■ SUPPLIED MATERIAL ■
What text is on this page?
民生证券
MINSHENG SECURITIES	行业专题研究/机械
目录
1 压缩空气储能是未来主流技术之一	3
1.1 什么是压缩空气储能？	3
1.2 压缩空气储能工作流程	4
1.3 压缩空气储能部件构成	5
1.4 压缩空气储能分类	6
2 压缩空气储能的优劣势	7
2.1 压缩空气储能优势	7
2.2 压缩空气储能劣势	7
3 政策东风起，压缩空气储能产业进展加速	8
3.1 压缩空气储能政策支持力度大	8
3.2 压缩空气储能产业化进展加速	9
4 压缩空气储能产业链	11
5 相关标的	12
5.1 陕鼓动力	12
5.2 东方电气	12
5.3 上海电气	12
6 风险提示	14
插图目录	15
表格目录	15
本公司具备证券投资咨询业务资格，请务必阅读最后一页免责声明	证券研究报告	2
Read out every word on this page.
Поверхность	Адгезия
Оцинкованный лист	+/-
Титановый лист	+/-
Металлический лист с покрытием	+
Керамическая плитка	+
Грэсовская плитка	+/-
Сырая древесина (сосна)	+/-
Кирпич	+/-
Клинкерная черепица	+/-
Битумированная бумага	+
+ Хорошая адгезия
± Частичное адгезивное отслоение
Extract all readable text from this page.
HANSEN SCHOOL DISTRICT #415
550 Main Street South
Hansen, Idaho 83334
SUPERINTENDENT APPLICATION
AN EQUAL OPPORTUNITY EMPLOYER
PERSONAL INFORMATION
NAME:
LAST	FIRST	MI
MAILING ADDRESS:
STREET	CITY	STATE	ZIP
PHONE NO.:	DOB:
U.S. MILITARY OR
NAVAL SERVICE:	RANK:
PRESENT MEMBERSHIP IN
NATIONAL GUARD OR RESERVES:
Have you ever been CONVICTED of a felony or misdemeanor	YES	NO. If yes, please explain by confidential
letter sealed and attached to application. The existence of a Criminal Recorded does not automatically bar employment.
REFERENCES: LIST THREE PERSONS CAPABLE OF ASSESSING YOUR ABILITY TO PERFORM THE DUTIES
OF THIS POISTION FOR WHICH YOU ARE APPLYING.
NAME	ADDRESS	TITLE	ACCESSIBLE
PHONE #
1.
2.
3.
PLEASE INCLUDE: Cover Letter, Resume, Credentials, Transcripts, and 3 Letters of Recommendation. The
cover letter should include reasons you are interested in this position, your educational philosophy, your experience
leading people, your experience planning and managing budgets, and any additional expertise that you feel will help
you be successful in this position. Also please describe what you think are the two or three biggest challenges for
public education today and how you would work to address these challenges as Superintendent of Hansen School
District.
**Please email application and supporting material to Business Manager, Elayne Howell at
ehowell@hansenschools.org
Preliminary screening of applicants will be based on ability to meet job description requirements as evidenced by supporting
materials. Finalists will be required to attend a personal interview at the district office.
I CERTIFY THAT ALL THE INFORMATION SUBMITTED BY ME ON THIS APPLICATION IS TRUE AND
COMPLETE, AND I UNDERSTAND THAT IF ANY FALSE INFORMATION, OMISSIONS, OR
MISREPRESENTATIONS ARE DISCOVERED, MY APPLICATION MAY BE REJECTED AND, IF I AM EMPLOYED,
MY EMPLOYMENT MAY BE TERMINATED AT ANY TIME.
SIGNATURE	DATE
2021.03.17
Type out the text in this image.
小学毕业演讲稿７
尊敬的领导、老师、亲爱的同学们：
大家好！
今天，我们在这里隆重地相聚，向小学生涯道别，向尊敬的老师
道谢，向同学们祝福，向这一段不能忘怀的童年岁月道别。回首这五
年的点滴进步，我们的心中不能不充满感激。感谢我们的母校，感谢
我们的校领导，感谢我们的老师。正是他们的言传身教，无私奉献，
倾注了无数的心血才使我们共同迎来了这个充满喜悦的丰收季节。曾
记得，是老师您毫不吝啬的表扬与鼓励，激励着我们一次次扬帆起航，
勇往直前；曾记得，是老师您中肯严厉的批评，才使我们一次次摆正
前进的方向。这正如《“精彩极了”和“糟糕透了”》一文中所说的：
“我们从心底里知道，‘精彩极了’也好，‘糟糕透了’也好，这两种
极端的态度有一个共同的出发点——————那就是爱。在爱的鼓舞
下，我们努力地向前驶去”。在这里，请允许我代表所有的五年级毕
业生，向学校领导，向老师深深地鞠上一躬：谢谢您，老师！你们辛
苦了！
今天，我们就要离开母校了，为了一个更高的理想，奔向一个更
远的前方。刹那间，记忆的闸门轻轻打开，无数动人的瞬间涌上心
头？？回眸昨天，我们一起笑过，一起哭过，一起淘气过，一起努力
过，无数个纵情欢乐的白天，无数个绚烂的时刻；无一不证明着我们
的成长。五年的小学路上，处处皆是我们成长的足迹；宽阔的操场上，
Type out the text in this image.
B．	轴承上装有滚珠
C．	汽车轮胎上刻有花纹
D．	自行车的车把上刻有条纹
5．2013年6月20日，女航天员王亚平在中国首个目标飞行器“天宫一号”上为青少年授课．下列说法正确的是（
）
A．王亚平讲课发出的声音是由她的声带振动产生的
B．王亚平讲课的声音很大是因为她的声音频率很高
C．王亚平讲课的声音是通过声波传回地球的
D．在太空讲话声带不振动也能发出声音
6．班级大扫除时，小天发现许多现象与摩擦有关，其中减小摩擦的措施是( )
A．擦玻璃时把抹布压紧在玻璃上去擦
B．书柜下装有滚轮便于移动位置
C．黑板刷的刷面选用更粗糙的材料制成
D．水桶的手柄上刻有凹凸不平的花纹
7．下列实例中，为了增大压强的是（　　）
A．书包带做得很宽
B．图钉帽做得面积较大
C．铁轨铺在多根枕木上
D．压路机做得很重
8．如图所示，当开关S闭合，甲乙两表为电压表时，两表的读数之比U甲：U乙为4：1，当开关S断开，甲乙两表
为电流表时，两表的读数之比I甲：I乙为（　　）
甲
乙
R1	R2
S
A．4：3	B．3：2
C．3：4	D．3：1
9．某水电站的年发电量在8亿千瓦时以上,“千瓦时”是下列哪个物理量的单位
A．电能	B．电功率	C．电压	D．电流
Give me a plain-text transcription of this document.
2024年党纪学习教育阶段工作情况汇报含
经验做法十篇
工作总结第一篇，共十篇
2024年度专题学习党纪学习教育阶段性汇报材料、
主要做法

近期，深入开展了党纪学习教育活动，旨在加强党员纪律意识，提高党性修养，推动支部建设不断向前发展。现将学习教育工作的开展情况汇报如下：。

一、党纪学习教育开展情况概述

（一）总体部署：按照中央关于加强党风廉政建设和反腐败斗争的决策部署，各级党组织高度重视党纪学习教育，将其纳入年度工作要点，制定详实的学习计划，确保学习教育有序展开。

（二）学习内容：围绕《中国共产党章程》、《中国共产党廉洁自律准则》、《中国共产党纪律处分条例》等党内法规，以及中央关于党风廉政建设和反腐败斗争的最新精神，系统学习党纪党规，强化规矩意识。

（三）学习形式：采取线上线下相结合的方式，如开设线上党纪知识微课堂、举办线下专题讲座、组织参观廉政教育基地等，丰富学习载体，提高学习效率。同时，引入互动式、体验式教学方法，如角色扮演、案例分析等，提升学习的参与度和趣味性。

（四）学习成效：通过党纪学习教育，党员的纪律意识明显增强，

■ DIRECTIVE ■
Retype every entry above, word for word.

■ TASK ANSWER ■
What text is on this page?
民生证券
MINSHENG SECURITIES	行业专题研究/机械
目录
1 压缩空气储能是未来主流技术之一	3
1.1 什么是压缩空气储能？	3
1.2 压缩空气储能工作流程	4
1.3 压缩空气储能部件构成	5
1.4 压缩空气储能分类	6
2 压缩空气储能的优劣势	7
2.1 压缩空气储能优势	7
2.2 压缩空气储能劣势	7
3 政策东风起，压缩空气储能产业进展加速	8
3.1 压缩空气储能政策支持力度大	8
3.2 压缩空气储能产业化进展加速	9
4 压缩空气储能产业链	11
5 相关标的	12
5.1 陕鼓动力	12
5.2 东方电气	12
5.3 上海电气	12
6 风险提示	14
插图目录	15
表格目录	15
本公司具备证券投资咨询业务资格，请务必阅读最后一页免责声明	证券研究报告	2
Read out every word on this page.
Поверхность	Адгезия
Оцинкованный лист	+/-
Титановый лист	+/-
Металлический лист с покрытием	+
Керамическая плитка	+
Грэсовская плитка	+/-
Сырая древесина (сосна)	+/-
Кирпич	+/-
Клинкерная черепица	+/-
Битумированная бумага	+
+ Хорошая адгезия
± Частичное адгезивное отслоение
Extract all readable text from this page.
HANSEN SCHOOL DISTRICT #415
550 Main Street South
Hansen, Idaho 83334
SUPERINTENDENT APPLICATION
AN EQUAL OPPORTUNITY EMPLOYER
PERSONAL INFORMATION
NAME:
LAST	FIRST	MI
MAILING ADDRESS:
STREET	CITY	STATE	ZIP
PHONE NO.:	DOB:
U.S. MILITARY OR
NAVAL SERVICE:	RANK:
PRESENT MEMBERSHIP IN
NATIONAL GUARD OR RESERVES:
Have you ever been CONVICTED of a felony or misdemeanor	YES	NO. If yes, please explain by confidential
letter sealed and attached to application. The existence of a Criminal Recorded does not automatically bar employment.
REFERENCES: LIST THREE PERSONS CAPABLE OF ASSESSING YOUR ABILITY TO PERFORM THE DUTIES
OF THIS POISTION FOR WHICH YOU ARE APPLYING.
NAME	ADDRESS	TITLE	ACCESSIBLE
PHONE #
1.
2.
3.
PLEASE INCLUDE: Cover Letter, Resume, Credentials, Transcripts, and 3 Letters of Recommendation. The
cover letter should include reasons you are interested in this position, your educational philosophy, your experience
leading people, your experience planning and managing budgets, and any additional expertise that you feel will help
you be successful in this position. Also please describe what you think are the two or three biggest challenges for
public education today and how you would work to address these challenges as Superintendent of Hansen School
District.
**Please email application and supporting material to Business Manager, Elayne Howell at
ehowell@hansenschools.org
Preliminary screening of applicants will be based on ability to meet job description requirements as evidenced by supporting
materials. Finalists will be required to attend a personal interview at the district office.
I CERTIFY THAT ALL THE INFORMATION SUBMITTED BY ME ON THIS APPLICATION IS TRUE AND
COMPLETE, AND I UNDERSTAND THAT IF ANY FALSE INFORMATION, OMISSIONS, OR
MISREPRESENTATIONS ARE DISCOVERED, MY APPLICATION MAY BE REJECTED AND, IF I AM EMPLOYED,
MY EMPLOYMENT MAY BE TERMINATED AT ANY TIME.
SIGNATURE	DATE
2021.03.17
Type out the text in this image.
小学毕业演讲稿７
尊敬的领导、老师、亲爱的同学们：
大家好！
今天，我们在这里隆重地相聚，向小学生涯道别，向尊敬的老师
道谢，向同学们祝福，向这一段不能忘怀的童年岁月道别。回首这五
年的点滴进步，我们的心中不能不充满感激。感谢我们的母校，感谢
我们的校领导，感谢我们的老师。正是他们的言传身教，无私奉献，
倾注了无数的心血才使我们共同迎来了这个充满喜悦的丰收季节。曾
记得，是老师您毫不吝啬的表扬与鼓励，激励着我们一次次扬帆起航，
勇往直前；曾记得，是老师您中肯严厉的批评，才使我们一次次摆正
前进的方向。这正如《“精彩极了”和“糟糕透了”》一文中所说的：
“我们从心底里知道，‘精彩极了’也好，‘糟糕透了’也好，这两种
极端的态度有一个共同的出发点——————那就是爱。在爱的鼓舞
下，我们努力地向前驶去”。在这里，请允许我代表所有的五年级毕
业生，向学校领导，向老师深深地鞠上一躬：谢谢您，老师！你们辛
苦了！
今天，我们就要离开母校了，为了一个更高的理想，奔向一个更
远的前方。刹那间，记忆的闸门轻轻打开，无数动人的瞬间涌上心
头？？回眸昨天，我们一起笑过，一起哭过，一起淘气过，一起努力
过，无数个纵情欢乐的白天，无数个绚烂的时刻；无一不证明着我们
的成长。五年的小学路上，处处皆是我们成长的足迹；宽阔的操场上，
Type out the text in this image.
B．	轴承上装有滚珠
C．	汽车轮胎上刻有花纹
D．	自行车的车把上刻有条纹
5．2013年6月20日，女航天员王亚平在中国首个目标飞行器“天宫一号”上为青少年授课．下列说法正确的是（
）
A．王亚平讲课发出的声音是由她的声带振动产生的
B．王亚平讲课的声音很大是因为她的声音频率很高
C．王亚平讲课的声音是通过声波传回地球的
D．在太空讲话声带不振动也能发出声音
6．班级大扫除时，小天发现许多现象与摩擦有关，其中减小摩擦的措施是( )
A．擦玻璃时把抹布压紧在玻璃上去擦
B．书柜下装有滚轮便于移动位置
C．黑板刷的刷面选用更粗糙的材料制成
D．水桶的手柄上刻有凹凸不平的花纹
7．下列实例中，为了增大压强的是（　　）
A．书包带做得很宽
B．图钉帽做得面积较大
C．铁轨铺在多根枕木上
D．压路机做得很重
8．如图所示，当开关S闭合，甲乙两表为电压表时，两表的读数之比U甲：U乙为4：1，当开关S断开，甲乙两表
为电流表时，两表的读数之比I甲：I乙为（　　）
甲
乙
R1	R2
S
A．4：3	B．3：2
C．3：4	D．3：1
9．某水电站的年发电量在8亿千瓦时以上,“千瓦时”是下列哪个物理量的单位
A．电能	B．电功率	C．电压	D．电流
Give me a plain-text transcription of this document.
2024年党纪学习教育阶段工作情况汇报含
经验做法十篇
工作总结第一篇，共十篇
2024年度专题学习党纪学习教育阶段性汇报材料、
主要做法

近期，深入开展了党纪学习教育活动，旨在加强党员纪律意识，提高党性修养，推动支部建设不断向前发展。现将学习教育工作的开展情况汇报如下：。

一、党纪学习教育开展情况概述

（一）总体部署：按照中央关于加强党风廉政建设和反腐败斗争的决策部署，各级党组织高度重视党纪学习教育，将其纳入年度工作要点，制定详实的学习计划，确保学习教育有序展开。

（二）学习内容：围绕《中国共产党章程》、《中国共产党廉洁自律准则》、《中国共产党纪律处分条例》等党内法规，以及中央关于党风廉政建设和反腐败斗争的最新精神，系统学习党纪党规，强化规矩意识。

（三）学习形式：采取线上线下相结合的方式，如开设线上党纪知识微课堂、举办线下专题讲座、组织参观廉政教育基地等，丰富学习载体，提高学习效率。同时，引入互动式、体验式教学方法，如角色扮演、案例分析等，提升学习的参与度和趣味性。

（四）学习成效：通过党纪学习教育，党员的纪律意识明显增强，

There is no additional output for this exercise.